--- Start of Information provided ---

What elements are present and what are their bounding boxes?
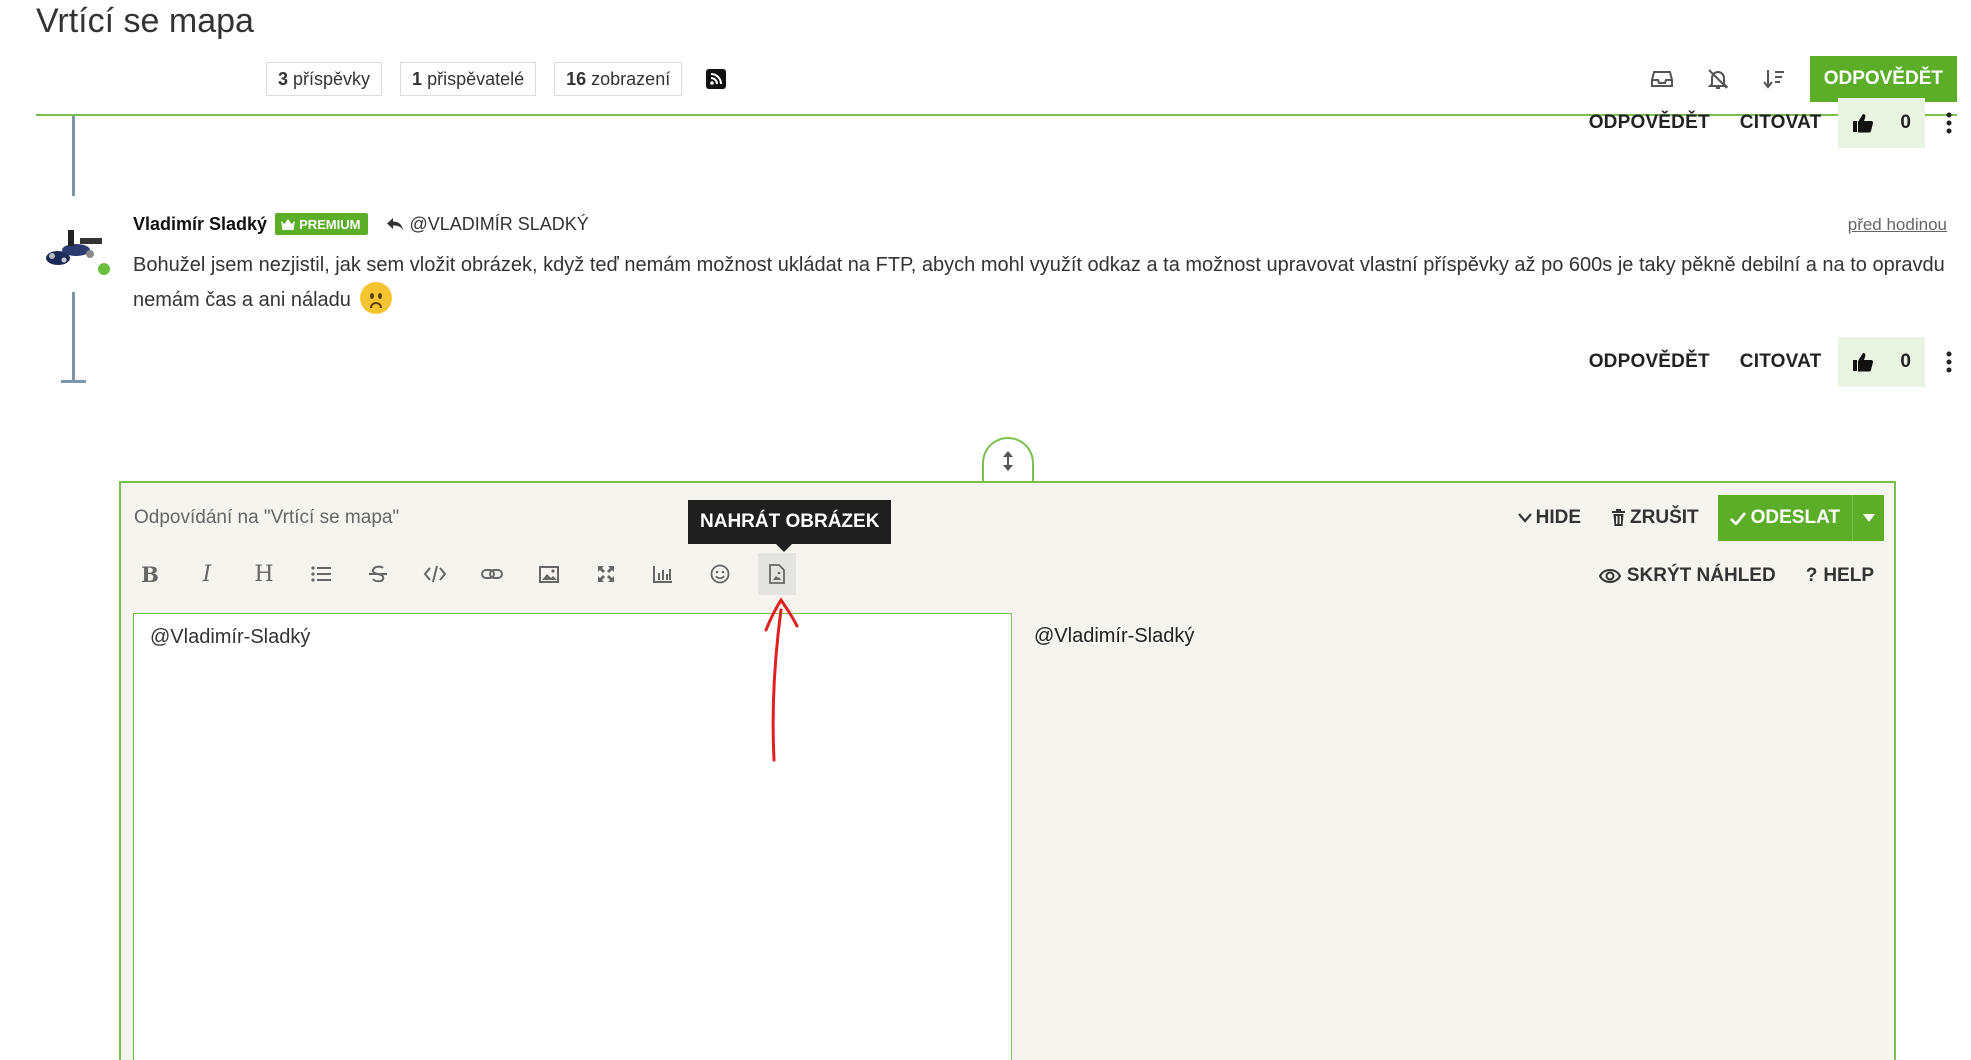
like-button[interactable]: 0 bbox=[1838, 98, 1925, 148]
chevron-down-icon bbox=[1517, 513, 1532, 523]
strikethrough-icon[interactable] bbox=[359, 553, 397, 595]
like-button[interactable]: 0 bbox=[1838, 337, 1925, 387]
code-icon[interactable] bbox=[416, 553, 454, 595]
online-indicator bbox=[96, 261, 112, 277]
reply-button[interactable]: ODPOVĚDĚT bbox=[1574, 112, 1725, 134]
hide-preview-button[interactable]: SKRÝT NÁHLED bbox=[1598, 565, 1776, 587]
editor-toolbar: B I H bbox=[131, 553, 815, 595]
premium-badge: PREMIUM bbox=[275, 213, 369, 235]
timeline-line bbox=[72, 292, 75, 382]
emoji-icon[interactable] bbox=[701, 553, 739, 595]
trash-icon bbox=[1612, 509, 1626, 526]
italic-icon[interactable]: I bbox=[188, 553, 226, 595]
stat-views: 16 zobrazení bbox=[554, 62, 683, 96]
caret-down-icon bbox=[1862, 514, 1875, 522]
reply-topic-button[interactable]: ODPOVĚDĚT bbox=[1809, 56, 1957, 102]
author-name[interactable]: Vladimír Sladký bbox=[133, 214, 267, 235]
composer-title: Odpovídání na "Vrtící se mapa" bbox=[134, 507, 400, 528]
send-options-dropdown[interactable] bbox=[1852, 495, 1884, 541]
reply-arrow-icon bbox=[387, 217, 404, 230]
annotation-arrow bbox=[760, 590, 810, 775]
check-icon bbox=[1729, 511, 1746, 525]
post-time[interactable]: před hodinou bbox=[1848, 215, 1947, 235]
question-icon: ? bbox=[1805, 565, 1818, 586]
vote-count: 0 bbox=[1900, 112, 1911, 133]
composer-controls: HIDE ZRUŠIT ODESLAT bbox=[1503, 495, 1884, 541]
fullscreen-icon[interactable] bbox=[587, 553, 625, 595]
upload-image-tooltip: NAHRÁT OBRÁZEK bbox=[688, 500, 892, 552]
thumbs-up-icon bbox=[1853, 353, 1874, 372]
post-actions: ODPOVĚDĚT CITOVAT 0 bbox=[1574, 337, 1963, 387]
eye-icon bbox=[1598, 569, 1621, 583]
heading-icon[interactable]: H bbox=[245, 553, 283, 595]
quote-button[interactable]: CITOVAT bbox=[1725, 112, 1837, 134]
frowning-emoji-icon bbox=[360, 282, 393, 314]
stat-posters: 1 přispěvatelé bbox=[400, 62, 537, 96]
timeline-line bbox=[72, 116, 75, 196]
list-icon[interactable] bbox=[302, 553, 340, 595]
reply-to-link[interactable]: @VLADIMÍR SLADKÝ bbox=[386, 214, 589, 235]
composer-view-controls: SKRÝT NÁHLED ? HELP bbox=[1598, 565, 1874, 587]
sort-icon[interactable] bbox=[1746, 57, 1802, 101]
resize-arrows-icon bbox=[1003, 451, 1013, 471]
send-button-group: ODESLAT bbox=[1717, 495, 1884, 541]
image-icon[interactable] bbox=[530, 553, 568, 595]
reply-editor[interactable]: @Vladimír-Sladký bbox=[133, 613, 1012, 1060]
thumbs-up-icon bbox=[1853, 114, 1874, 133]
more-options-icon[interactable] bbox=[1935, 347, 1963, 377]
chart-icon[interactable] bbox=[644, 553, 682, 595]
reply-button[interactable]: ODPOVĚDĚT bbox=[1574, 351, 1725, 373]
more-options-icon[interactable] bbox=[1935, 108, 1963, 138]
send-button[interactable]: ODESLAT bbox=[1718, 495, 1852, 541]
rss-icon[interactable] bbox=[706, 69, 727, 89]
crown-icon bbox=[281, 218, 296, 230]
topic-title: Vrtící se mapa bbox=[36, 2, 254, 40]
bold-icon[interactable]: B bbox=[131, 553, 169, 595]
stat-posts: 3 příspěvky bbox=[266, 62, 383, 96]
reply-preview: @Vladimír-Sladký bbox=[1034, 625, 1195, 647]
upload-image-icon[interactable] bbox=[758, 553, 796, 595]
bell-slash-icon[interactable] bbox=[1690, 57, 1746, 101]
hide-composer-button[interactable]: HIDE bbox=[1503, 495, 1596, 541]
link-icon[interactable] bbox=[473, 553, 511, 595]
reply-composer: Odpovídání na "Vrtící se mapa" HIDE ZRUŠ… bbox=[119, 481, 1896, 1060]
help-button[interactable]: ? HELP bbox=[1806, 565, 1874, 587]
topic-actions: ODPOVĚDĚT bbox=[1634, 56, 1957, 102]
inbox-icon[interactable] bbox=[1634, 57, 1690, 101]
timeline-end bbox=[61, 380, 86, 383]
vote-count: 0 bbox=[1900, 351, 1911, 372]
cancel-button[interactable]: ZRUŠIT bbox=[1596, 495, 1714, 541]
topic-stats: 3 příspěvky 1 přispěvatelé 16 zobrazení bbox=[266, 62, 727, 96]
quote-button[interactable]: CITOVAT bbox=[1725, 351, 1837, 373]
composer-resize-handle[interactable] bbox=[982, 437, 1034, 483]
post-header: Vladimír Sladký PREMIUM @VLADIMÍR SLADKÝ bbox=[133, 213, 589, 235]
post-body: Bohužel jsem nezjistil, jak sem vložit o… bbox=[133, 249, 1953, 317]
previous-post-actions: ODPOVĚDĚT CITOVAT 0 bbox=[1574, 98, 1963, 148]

--- End of Information provided ---

- Directions:
Return each line of the listing that contains the word "reply". Count only matches with the same capitalization.

- Exercise output:
reply-button[interactable]: ODPOVĚDĚT bbox=[1574, 112, 1725, 134]
reply-topic-button[interactable]: ODPOVĚDĚT bbox=[1809, 56, 1957, 102]
reply-arrow-icon bbox=[387, 217, 404, 230]
reply-to-link[interactable]: @VLADIMÍR SLADKÝ bbox=[386, 214, 589, 235]
reply-editor[interactable]: @Vladimír-Sladký bbox=[133, 613, 1012, 1060]
reply-button[interactable]: ODPOVĚDĚT bbox=[1574, 351, 1725, 373]
reply-preview: @Vladimír-Sladký bbox=[1034, 625, 1195, 647]
reply-composer: Odpovídání na "Vrtící se mapa" HIDE ZRUŠ… bbox=[119, 481, 1896, 1060]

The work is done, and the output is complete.